◆ Passage provided
==================================================
Few years back when I was still working, I had just given a presentation and was supposed to fly off to a vacation later that evening. As I hopped in my car to head home after a gruelling session of people-dealing, I remembered I had to check up on a person I had just recently acquainted myself with. I typed a text on my phone.

“Hey. How are you? Heard about the other day. Is everything ok? Do let me know and take care.”

I hit send. Waiting for a reply or an assurance that everything is OK.

I got home, changed into something comfortable and started packing my bags for my flight that evening. Several hours passed, no reply.

I got dressed, headed to the airport, checked into my flight, looked at my phone. No reply.

I ate a sandwich in the departure lounge, with a hot cup of tea. My phone, no beeps. No new messages.

I boarded the flight, switched my phone off. Some 6 hours later, I landed in a different country, a different climate, a different world. I checked my phone. Roaming is on. But…

No new messages.
==================================================
◆ Instructions to follow
In the story about the unanswered text message, what did the narrator have in the departure lounge? The listing isn't needed for anything here.

◆ Supplied data
==================================================
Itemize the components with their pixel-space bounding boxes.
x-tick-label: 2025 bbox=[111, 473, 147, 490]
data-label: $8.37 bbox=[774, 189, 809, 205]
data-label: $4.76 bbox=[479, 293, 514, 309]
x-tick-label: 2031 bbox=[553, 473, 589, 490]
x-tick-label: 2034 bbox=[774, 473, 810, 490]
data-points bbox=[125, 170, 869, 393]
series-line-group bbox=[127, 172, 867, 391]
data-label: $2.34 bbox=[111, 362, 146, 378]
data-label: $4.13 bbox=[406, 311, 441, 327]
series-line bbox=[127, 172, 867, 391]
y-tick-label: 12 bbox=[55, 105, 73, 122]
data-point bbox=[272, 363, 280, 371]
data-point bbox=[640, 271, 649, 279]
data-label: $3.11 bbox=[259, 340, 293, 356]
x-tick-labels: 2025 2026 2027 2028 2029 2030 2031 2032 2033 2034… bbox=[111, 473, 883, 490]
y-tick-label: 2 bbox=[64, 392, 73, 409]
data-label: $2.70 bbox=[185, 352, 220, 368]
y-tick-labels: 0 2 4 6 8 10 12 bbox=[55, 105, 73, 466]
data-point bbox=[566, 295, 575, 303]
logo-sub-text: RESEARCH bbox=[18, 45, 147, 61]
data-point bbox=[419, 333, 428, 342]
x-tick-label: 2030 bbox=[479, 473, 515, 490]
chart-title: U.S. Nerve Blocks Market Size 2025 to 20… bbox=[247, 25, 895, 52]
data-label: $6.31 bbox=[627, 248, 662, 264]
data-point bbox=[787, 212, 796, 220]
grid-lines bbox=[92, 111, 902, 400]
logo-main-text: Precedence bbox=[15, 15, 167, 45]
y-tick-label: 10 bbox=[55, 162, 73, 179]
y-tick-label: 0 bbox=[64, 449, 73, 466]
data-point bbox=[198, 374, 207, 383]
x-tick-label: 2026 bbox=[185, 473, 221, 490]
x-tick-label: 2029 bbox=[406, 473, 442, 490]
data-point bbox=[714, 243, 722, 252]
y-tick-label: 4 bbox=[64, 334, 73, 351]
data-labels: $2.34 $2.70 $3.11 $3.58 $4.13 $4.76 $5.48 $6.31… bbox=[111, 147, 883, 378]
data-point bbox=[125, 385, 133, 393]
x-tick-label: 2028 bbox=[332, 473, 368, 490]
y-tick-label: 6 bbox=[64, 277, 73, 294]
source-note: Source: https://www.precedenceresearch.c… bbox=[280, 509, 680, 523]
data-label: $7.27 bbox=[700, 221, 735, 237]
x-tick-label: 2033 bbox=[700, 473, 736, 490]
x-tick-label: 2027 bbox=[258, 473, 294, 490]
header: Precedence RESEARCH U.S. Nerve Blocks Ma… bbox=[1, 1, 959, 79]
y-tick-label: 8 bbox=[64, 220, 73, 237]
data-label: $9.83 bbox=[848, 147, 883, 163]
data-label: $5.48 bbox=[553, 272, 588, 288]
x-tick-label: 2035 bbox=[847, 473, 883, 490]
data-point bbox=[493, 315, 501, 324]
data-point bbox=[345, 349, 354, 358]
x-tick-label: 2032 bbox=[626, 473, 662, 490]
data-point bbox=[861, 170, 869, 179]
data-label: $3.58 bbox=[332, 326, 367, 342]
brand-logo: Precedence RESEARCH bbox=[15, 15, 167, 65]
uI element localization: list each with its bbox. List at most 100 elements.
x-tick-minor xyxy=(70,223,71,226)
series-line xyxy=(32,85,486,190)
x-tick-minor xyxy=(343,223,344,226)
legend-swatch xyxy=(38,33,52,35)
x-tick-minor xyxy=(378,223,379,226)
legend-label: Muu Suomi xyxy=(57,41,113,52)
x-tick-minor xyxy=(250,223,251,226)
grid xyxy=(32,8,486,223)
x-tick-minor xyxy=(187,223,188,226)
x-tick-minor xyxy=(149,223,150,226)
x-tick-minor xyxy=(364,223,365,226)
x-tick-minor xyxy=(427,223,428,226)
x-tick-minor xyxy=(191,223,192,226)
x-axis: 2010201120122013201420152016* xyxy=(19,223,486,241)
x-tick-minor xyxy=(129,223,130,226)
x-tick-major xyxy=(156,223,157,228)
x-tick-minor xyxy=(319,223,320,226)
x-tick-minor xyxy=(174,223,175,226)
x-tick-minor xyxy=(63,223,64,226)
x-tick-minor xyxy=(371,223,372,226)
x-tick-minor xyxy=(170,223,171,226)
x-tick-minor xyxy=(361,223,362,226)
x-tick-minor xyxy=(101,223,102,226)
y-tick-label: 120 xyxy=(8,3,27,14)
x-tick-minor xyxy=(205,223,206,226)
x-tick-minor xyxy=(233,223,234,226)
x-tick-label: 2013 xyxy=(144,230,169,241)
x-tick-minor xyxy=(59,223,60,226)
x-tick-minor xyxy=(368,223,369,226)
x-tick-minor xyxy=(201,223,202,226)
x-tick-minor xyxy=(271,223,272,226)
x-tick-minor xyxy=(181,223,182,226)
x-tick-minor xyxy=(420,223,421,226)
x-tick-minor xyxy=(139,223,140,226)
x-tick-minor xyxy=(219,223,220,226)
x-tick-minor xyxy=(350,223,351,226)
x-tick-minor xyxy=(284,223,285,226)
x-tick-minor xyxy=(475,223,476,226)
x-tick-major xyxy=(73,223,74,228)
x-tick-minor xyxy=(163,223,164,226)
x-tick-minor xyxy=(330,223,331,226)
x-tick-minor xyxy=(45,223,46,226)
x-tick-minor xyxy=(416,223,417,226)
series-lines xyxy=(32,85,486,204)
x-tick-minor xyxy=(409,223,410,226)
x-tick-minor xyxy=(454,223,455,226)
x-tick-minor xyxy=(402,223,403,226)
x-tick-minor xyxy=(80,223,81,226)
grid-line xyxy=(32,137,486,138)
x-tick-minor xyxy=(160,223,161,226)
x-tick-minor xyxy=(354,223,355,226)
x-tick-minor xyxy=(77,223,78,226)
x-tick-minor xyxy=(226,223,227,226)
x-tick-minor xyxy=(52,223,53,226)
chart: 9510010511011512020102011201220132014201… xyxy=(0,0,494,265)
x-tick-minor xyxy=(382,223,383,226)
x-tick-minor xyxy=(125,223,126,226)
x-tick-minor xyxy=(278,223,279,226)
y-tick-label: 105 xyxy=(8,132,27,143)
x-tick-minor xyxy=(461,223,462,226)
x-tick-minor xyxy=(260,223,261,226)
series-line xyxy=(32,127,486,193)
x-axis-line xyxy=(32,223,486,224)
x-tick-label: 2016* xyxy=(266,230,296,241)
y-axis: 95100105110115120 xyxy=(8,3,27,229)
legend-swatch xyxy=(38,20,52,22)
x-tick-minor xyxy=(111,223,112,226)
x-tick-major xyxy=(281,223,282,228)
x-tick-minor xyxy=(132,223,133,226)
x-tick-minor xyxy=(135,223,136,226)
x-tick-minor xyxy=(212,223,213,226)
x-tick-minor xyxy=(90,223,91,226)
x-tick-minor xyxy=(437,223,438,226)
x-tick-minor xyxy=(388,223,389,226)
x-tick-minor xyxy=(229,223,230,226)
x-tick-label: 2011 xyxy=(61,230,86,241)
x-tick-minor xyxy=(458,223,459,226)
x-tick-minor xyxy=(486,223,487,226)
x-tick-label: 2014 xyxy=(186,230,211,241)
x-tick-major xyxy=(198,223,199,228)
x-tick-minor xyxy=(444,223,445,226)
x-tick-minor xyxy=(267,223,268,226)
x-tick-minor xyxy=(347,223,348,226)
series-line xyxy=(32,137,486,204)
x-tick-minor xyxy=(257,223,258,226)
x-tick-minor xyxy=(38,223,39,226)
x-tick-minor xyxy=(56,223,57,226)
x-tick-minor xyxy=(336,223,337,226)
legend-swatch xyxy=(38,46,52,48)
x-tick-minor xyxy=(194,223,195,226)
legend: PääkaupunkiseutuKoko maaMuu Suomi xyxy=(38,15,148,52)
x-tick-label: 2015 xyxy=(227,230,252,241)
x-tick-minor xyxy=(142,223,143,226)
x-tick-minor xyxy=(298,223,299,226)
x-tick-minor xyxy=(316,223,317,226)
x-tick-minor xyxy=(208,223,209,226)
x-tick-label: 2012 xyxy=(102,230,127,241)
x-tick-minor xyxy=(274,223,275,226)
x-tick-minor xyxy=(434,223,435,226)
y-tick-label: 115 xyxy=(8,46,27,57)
==================================================
◆ Answer to the exercise
A sandwich with a hot cup of tea.